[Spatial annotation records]

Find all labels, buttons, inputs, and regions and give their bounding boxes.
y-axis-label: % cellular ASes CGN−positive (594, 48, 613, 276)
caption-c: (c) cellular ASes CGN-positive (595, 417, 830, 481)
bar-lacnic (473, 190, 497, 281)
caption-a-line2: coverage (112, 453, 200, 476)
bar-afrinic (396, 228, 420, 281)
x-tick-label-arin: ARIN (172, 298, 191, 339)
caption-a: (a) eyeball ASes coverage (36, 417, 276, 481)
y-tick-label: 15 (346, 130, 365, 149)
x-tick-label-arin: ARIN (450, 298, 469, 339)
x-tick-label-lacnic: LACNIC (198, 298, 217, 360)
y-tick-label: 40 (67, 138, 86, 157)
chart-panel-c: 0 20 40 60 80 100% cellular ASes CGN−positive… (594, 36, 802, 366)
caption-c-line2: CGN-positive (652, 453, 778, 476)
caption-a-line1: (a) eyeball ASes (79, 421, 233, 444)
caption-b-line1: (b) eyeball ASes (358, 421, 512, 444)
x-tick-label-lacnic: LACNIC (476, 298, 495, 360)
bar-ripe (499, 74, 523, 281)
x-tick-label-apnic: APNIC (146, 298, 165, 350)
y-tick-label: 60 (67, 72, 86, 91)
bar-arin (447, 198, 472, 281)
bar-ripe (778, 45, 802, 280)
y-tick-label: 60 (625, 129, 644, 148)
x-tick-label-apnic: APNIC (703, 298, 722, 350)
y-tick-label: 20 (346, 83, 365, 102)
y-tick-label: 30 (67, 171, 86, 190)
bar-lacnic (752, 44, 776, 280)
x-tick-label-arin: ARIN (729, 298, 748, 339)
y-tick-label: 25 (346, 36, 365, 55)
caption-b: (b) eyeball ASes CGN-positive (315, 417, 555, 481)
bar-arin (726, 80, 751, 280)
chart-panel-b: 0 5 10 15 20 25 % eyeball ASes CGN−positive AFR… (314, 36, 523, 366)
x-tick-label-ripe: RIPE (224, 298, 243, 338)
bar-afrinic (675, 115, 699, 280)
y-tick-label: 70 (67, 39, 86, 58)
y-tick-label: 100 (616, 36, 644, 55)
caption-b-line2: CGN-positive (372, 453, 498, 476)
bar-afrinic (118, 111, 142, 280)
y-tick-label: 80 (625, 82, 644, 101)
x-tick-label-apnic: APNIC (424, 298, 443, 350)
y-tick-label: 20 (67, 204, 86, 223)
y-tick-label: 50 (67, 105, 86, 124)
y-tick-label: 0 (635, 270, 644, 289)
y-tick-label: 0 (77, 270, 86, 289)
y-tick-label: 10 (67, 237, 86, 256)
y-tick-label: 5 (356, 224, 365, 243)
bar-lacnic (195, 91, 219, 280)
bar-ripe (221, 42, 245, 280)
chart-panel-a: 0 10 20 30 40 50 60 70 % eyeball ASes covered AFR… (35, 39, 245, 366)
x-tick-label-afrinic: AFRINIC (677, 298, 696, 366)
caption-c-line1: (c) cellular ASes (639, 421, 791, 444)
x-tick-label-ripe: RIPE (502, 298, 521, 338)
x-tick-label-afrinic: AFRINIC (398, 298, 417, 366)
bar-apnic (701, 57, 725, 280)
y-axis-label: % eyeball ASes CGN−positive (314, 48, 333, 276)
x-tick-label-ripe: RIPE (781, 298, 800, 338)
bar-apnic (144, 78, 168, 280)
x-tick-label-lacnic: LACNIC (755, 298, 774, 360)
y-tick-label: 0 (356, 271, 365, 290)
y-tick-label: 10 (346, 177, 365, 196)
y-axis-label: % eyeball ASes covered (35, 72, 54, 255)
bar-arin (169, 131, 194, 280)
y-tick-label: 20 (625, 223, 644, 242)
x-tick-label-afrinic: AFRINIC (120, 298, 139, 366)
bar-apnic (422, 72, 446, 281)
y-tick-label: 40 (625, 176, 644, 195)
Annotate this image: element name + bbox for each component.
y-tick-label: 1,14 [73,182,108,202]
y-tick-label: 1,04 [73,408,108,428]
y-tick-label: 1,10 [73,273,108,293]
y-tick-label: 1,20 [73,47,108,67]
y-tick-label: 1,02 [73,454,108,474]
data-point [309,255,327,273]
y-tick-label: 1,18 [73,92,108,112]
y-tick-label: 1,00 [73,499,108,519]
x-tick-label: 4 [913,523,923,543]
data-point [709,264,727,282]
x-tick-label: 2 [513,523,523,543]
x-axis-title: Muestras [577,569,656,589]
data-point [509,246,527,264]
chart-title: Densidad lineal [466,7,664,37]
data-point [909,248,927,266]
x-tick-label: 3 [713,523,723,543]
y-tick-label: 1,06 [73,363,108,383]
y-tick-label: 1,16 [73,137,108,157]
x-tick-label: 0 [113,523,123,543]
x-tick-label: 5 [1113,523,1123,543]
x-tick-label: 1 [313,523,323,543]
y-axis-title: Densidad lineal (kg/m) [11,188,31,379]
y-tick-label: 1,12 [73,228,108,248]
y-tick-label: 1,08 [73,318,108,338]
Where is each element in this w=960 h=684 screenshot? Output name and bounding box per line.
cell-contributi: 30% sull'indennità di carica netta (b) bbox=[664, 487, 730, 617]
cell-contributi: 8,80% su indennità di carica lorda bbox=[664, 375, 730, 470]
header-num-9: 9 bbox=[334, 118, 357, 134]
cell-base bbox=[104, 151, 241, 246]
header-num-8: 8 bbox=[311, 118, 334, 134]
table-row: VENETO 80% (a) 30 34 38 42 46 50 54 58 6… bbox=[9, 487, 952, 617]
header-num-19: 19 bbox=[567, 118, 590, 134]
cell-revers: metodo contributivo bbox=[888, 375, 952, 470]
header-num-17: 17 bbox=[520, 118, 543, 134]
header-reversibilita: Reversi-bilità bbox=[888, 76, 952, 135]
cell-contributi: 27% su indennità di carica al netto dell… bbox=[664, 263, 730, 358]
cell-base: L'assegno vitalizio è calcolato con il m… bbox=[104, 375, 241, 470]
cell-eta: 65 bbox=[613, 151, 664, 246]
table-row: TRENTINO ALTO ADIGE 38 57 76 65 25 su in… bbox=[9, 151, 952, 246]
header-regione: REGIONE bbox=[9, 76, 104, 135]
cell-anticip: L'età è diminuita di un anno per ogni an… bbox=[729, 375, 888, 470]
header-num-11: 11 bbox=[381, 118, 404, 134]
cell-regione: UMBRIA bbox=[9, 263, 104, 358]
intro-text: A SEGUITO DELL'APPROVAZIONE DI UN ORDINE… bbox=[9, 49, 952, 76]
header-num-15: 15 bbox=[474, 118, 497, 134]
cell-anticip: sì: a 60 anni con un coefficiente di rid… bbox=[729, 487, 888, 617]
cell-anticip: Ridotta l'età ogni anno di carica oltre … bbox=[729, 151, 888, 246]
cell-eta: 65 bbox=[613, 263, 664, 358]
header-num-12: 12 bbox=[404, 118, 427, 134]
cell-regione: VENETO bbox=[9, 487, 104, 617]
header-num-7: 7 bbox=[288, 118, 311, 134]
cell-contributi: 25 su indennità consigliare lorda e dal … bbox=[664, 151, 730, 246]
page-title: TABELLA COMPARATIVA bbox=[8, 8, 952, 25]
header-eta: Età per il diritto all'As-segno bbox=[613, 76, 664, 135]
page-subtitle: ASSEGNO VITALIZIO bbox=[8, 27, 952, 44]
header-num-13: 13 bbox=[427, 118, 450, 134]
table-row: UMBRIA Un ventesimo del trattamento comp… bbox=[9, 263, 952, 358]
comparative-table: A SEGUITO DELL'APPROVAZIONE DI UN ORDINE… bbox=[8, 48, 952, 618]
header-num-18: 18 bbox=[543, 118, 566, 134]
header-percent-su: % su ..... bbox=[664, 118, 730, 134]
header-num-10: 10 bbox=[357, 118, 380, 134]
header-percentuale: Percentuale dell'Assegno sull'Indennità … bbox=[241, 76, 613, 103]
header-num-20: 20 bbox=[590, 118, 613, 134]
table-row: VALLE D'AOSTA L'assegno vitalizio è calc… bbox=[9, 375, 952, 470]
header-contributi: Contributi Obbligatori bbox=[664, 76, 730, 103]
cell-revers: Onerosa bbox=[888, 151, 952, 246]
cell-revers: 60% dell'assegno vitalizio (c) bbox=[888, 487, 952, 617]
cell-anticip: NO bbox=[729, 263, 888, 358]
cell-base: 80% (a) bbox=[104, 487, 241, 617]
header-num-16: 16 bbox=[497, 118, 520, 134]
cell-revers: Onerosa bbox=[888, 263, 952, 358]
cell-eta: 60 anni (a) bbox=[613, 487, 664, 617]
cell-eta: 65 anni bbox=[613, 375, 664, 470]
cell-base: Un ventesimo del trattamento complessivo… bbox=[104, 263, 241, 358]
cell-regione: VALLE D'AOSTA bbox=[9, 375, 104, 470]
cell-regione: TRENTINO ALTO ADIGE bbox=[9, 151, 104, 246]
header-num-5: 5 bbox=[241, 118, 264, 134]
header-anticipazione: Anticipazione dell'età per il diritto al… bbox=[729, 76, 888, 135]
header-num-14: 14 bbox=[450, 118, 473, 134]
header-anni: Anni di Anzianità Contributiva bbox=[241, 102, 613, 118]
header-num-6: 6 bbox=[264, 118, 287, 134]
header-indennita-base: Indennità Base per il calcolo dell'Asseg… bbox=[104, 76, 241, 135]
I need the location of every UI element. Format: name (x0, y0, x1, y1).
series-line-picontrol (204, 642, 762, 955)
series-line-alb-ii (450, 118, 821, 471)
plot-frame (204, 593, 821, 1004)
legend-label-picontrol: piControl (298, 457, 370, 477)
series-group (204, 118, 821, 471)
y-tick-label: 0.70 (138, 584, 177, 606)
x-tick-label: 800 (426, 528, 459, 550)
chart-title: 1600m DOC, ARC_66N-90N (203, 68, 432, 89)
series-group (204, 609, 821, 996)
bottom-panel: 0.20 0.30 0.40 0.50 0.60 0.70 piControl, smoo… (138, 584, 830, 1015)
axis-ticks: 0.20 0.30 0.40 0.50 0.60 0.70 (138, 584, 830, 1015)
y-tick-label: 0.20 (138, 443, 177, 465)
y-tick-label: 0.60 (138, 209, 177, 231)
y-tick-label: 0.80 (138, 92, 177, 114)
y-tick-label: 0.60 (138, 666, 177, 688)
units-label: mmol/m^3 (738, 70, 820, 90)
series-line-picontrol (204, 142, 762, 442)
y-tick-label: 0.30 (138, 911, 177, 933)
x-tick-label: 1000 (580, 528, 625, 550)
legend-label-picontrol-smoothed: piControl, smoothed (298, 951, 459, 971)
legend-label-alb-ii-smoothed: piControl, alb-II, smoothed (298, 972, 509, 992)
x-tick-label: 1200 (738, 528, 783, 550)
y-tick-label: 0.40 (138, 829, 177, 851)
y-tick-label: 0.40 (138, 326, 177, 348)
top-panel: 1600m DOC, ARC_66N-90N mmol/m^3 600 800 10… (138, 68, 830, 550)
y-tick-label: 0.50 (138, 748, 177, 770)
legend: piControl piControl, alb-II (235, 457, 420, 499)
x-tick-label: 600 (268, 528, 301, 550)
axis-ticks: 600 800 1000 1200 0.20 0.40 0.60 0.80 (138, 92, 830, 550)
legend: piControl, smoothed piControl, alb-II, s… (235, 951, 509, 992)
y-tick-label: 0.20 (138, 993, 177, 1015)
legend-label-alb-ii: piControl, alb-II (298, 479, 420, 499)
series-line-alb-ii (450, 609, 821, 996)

__SHORT PROBLEM__: Render the records as a Markdown table with the columns Row and Record line, from the first line of the records through the line containing "x-tick-label-arin: ARIN (172, 298, 191, 339)", inclusive. Number each row and leave out blank lines.

__WORKED ANSWER__:
| Row | Record line |
|---|---|
| 1 | Find all labels, buttons, inputs, and regions and give their bounding boxes. |
| 2 | y-axis-label: % cellular ASes CGN−positive (594, 48, 613, 276) |
| 3 | caption-c: (c) cellular ASes CGN-positive (595, 417, 830, 481) |
| 4 | bar-lacnic (473, 190, 497, 281) |
| 5 | caption-a-line2: coverage (112, 453, 200, 476) |
| 6 | bar-afrinic (396, 228, 420, 281) |
| 7 | x-tick-label-arin: ARIN (172, 298, 191, 339) |